* _Task directions_: Nothing left out, nothing added: return the full set of records.

---

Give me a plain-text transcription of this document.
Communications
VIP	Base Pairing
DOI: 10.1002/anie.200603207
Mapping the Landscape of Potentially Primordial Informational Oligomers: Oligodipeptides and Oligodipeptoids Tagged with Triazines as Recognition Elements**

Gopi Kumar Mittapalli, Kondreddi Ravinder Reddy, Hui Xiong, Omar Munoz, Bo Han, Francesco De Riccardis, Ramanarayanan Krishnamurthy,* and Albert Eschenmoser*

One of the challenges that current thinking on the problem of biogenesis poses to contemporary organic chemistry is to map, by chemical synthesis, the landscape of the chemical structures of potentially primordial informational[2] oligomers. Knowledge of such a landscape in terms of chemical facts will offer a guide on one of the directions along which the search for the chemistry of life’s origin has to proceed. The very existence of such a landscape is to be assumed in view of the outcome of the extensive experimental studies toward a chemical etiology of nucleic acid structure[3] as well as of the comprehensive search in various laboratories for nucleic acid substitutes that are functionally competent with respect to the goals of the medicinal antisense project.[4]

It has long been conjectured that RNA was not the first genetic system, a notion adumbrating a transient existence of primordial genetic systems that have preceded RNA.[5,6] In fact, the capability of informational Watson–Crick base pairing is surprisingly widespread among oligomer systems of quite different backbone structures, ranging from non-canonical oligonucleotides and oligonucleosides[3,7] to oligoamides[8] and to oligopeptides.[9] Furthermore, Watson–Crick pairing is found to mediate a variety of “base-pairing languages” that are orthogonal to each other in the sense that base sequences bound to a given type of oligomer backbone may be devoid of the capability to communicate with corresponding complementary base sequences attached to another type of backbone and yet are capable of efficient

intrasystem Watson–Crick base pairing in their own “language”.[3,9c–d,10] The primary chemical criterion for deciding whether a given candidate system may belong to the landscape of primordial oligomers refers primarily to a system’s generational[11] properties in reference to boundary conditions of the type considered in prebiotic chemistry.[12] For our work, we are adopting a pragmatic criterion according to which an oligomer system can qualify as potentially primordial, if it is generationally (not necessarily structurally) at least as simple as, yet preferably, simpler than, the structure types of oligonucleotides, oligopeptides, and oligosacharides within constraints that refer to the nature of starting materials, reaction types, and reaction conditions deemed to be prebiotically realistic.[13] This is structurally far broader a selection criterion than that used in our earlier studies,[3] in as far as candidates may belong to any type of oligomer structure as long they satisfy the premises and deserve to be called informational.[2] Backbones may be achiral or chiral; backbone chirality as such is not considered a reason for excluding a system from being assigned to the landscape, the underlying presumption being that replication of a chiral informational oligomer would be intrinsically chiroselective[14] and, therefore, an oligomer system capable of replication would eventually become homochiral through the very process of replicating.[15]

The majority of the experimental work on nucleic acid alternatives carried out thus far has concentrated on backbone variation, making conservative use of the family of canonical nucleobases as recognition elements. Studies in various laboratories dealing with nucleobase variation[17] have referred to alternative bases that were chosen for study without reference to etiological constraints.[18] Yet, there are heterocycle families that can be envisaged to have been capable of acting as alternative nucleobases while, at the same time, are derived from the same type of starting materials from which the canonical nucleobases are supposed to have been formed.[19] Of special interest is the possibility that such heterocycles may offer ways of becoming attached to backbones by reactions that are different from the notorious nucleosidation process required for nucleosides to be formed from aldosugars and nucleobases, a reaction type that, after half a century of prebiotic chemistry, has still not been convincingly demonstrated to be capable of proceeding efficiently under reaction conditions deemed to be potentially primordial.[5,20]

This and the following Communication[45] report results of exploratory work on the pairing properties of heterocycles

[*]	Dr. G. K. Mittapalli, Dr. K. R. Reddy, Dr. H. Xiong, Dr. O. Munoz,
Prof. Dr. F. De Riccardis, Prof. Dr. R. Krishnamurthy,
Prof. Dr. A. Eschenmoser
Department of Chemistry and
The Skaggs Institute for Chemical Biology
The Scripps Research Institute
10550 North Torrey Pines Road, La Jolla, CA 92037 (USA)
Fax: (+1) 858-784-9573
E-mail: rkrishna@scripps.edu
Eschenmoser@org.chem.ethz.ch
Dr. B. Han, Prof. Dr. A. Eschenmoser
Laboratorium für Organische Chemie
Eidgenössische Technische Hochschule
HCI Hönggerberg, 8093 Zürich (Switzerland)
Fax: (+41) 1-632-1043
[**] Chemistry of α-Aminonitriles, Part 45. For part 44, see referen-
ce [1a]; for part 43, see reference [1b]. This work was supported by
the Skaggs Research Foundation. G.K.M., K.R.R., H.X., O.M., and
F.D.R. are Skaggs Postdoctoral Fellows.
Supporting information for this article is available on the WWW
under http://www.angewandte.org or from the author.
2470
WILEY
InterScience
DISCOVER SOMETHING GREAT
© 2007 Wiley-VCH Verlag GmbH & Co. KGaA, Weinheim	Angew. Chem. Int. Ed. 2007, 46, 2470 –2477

---

* _Task answer_:
Give me a plain-text transcription of this document.
Communications
VIP	Base Pairing
DOI: 10.1002/anie.200603207
Mapping the Landscape of Potentially Primordial Informational Oligomers: Oligodipeptides and Oligodipeptoids Tagged with Triazines as Recognition Elements**

Gopi Kumar Mittapalli, Kondreddi Ravinder Reddy, Hui Xiong, Omar Munoz, Bo Han, Francesco De Riccardis, Ramanarayanan Krishnamurthy,* and Albert Eschenmoser*

One of the challenges that current thinking on the problem of biogenesis poses to contemporary organic chemistry is to map, by chemical synthesis, the landscape of the chemical structures of potentially primordial informational[2] oligomers. Knowledge of such a landscape in terms of chemical facts will offer a guide on one of the directions along which the search for the chemistry of life’s origin has to proceed. The very existence of such a landscape is to be assumed in view of the outcome of the extensive experimental studies toward a chemical etiology of nucleic acid structure[3] as well as of the comprehensive search in various laboratories for nucleic acid substitutes that are functionally competent with respect to the goals of the medicinal antisense project.[4]

It has long been conjectured that RNA was not the first genetic system, a notion adumbrating a transient existence of primordial genetic systems that have preceded RNA.[5,6] In fact, the capability of informational Watson–Crick base pairing is surprisingly widespread among oligomer systems of quite different backbone structures, ranging from non-canonical oligonucleotides and oligonucleosides[3,7] to oligoamides[8] and to oligopeptides.[9] Furthermore, Watson–Crick pairing is found to mediate a variety of “base-pairing languages” that are orthogonal to each other in the sense that base sequences bound to a given type of oligomer backbone may be devoid of the capability to communicate with corresponding complementary base sequences attached to another type of backbone and yet are capable of efficient

intrasystem Watson–Crick base pairing in their own “language”.[3,9c–d,10] The primary chemical criterion for deciding whether a given candidate system may belong to the landscape of primordial oligomers refers primarily to a system’s generational[11] properties in reference to boundary conditions of the type considered in prebiotic chemistry.[12] For our work, we are adopting a pragmatic criterion according to which an oligomer system can qualify as potentially primordial, if it is generationally (not necessarily structurally) at least as simple as, yet preferably, simpler than, the structure types of oligonucleotides, oligopeptides, and oligosacharides within constraints that refer to the nature of starting materials, reaction types, and reaction conditions deemed to be prebiotically realistic.[13] This is structurally far broader a selection criterion than that used in our earlier studies,[3] in as far as candidates may belong to any type of oligomer structure as long they satisfy the premises and deserve to be called informational.[2] Backbones may be achiral or chiral; backbone chirality as such is not considered a reason for excluding a system from being assigned to the landscape, the underlying presumption being that replication of a chiral informational oligomer would be intrinsically chiroselective[14] and, therefore, an oligomer system capable of replication would eventually become homochiral through the very process of replicating.[15]

The majority of the experimental work on nucleic acid alternatives carried out thus far has concentrated on backbone variation, making conservative use of the family of canonical nucleobases as recognition elements. Studies in various laboratories dealing with nucleobase variation[17] have referred to alternative bases that were chosen for study without reference to etiological constraints.[18] Yet, there are heterocycle families that can be envisaged to have been capable of acting as alternative nucleobases while, at the same time, are derived from the same type of starting materials from which the canonical nucleobases are supposed to have been formed.[19] Of special interest is the possibility that such heterocycles may offer ways of becoming attached to backbones by reactions that are different from the notorious nucleosidation process required for nucleosides to be formed from aldosugars and nucleobases, a reaction type that, after half a century of prebiotic chemistry, has still not been convincingly demonstrated to be capable of proceeding efficiently under reaction conditions deemed to be potentially primordial.[5,20]

This and the following Communication[45] report results of exploratory work on the pairing properties of heterocycles

[*]	Dr. G. K. Mittapalli, Dr. K. R. Reddy, Dr. H. Xiong, Dr. O. Munoz,
Prof. Dr. F. De Riccardis, Prof. Dr. R. Krishnamurthy,
Prof. Dr. A. Eschenmoser
Department of Chemistry and
The Skaggs Institute for Chemical Biology
The Scripps Research Institute
10550 North Torrey Pines Road, La Jolla, CA 92037 (USA)
Fax: (+1) 858-784-9573
E-mail: rkrishna@scripps.edu
Eschenmoser@org.chem.ethz.ch
Dr. B. Han, Prof. Dr. A. Eschenmoser
Laboratorium für Organische Chemie
Eidgenössische Technische Hochschule
HCI Hönggerberg, 8093 Zürich (Switzerland)
Fax: (+41) 1-632-1043
[**] Chemistry of α-Aminonitriles, Part 45. For part 44, see referen-
ce [1a]; for part 43, see reference [1b]. This work was supported by
the Skaggs Research Foundation. G.K.M., K.R.R., H.X., O.M., and
F.D.R. are Skaggs Postdoctoral Fellows.
Supporting information for this article is available on the WWW
under http://www.angewandte.org or from the author.
2470
WILEY
InterScience
DISCOVER SOMETHING GREAT
© 2007 Wiley-VCH Verlag GmbH & Co. KGaA, Weinheim	Angew. Chem. Int. Ed. 2007, 46, 2470 –2477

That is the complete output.